_Instruction_
Reproduce the lines of the records below, from the line containing "fao-logo-icon: FAO FIAT" to the line containing "legend-item: < -60% [470,689,540,703]", with both ends included.

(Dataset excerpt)
══════

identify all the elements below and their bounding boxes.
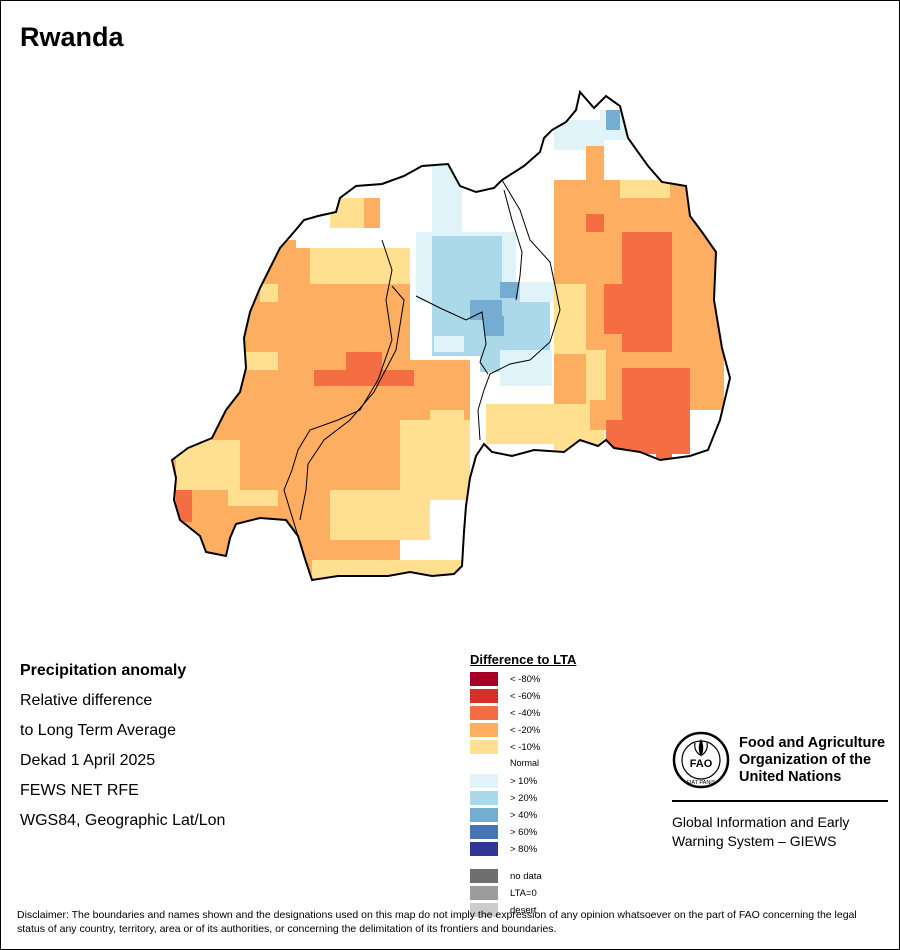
fao-logo-icon: FAO FIAT PANIS [672,731,730,789]
legend-label: < -40% [510,707,541,719]
legend-swatch [470,842,498,856]
fao-organization-name: Food and Agriculture Organization of the… [739,735,885,786]
legend-swatch [470,740,498,754]
legend-item: desert [470,903,536,917]
giews-line1: Global Information and Early [672,814,850,830]
legend-normal-label: Normal [510,758,540,768]
fao-name-line1: Food and Agriculture [739,735,886,751]
legend-swatch [470,706,498,720]
legend-item: < -80% [470,672,540,686]
legend-label: > 40% [510,809,538,821]
legend-label: < -20% [510,724,541,736]
legend-swatch [470,689,498,703]
legend-swatch [470,791,498,805]
legend-item: < -60% [470,689,540,703]
map-title: Rwanda [20,22,124,52]
legend-item: > 40% [470,808,537,822]
giews-line2: Warning System – GIEWS [672,833,837,849]
legend-item: < -10% [470,740,540,754]
giews-name: Global Information and Early Warning Sys… [672,813,849,851]
legend: Difference to LTA < -80% < -60% < -40% <… [470,652,577,917]
legend-label: LTA=0 [510,887,537,899]
legend-item: > 20% [470,791,537,805]
legend-label: > 80% [510,843,538,855]
fao-name-line3: United Nations [739,769,842,785]
fao-name-line2: Organization of the [739,752,872,768]
legend-swatch [470,825,498,839]
info-projection: WGS84, Geographic Lat/Lon [20,812,226,829]
legend-label: > 20% [510,792,538,804]
info-line2: to Long Term Average [20,722,176,739]
legend-swatch [470,808,498,822]
info-line1: Relative difference [20,692,153,709]
legend-label: no data [510,870,542,882]
legend-item: > 60% [470,825,537,839]
province-boundaries [283,179,561,537]
legend-label: > 60% [510,826,538,838]
legend-swatch [470,723,498,737]
legend-swatch [470,869,498,883]
anomaly-grid [172,92,730,580]
legend-item: < -40% [470,706,540,720]
legend-label: > 10% [510,775,538,787]
legend-item: > 80% [470,842,537,856]
country-boundary [170,89,732,582]
legend-item: > 10% [470,774,537,788]
info-period: Dekad 1 April 2025 [20,752,156,769]
legend-title: Difference to LTA [470,652,577,667]
info-heading: Precipitation anomaly [20,662,187,679]
legend-swatch [470,903,498,917]
fao-logo-motto: FIAT PANIS [686,780,715,786]
legend-item: < -20% [470,723,540,737]
legend-label: < -80% [510,673,541,685]
legend-item: no data [470,869,542,883]
fao-logo-text: FAO [690,758,713,770]
legend-item: LTA=0 [470,886,537,900]
map-info: Precipitation anomaly Relative differenc… [20,656,225,836]
disclaimer: Disclaimer: The boundaries and names sho… [17,909,857,935]
legend-swatch [470,774,498,788]
legend-swatch [470,886,498,900]
legend-label: < -10% [510,741,541,753]
legend-label: desert [510,904,537,916]
legend-swatch [470,672,498,686]
info-source: FEWS NET RFE [20,782,139,799]
legend-label: < -60% [510,690,541,702]
precipitation-anomaly-map [170,89,732,582]
fao-divider [672,800,888,802]
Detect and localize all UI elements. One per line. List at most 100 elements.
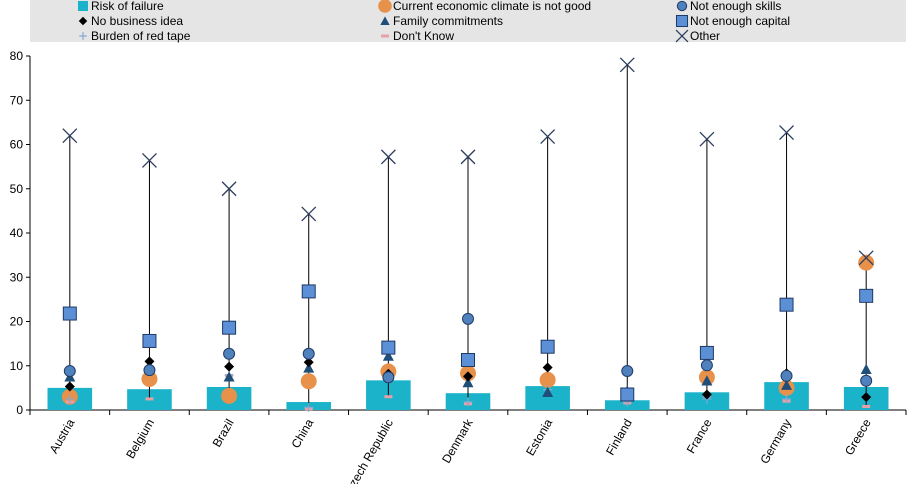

══════

_Task solution_
fao-logo-icon: FAO FIAT PANIS [672,731,730,789]
legend-label: < -40% [510,707,541,719]
legend-swatch [470,842,498,856]
fao-organization-name: Food and Agriculture Organization of the… [739,735,885,786]
legend-swatch [470,740,498,754]
legend-item: desert [470,903,536,917]
giews-line1: Global Information and Early [672,814,850,830]
legend-normal-label: Normal [510,758,540,768]
fao-name-line1: Food and Agriculture [739,735,886,751]
legend-swatch [470,706,498,720]
legend-item: < -80% [470,672,540,686]
legend-label: > 40% [510,809,538,821]
legend-label: < -20% [510,724,541,736]
legend-swatch [470,689,498,703]
legend-swatch [470,791,498,805]
legend-item: < -60% [470,689,540,703]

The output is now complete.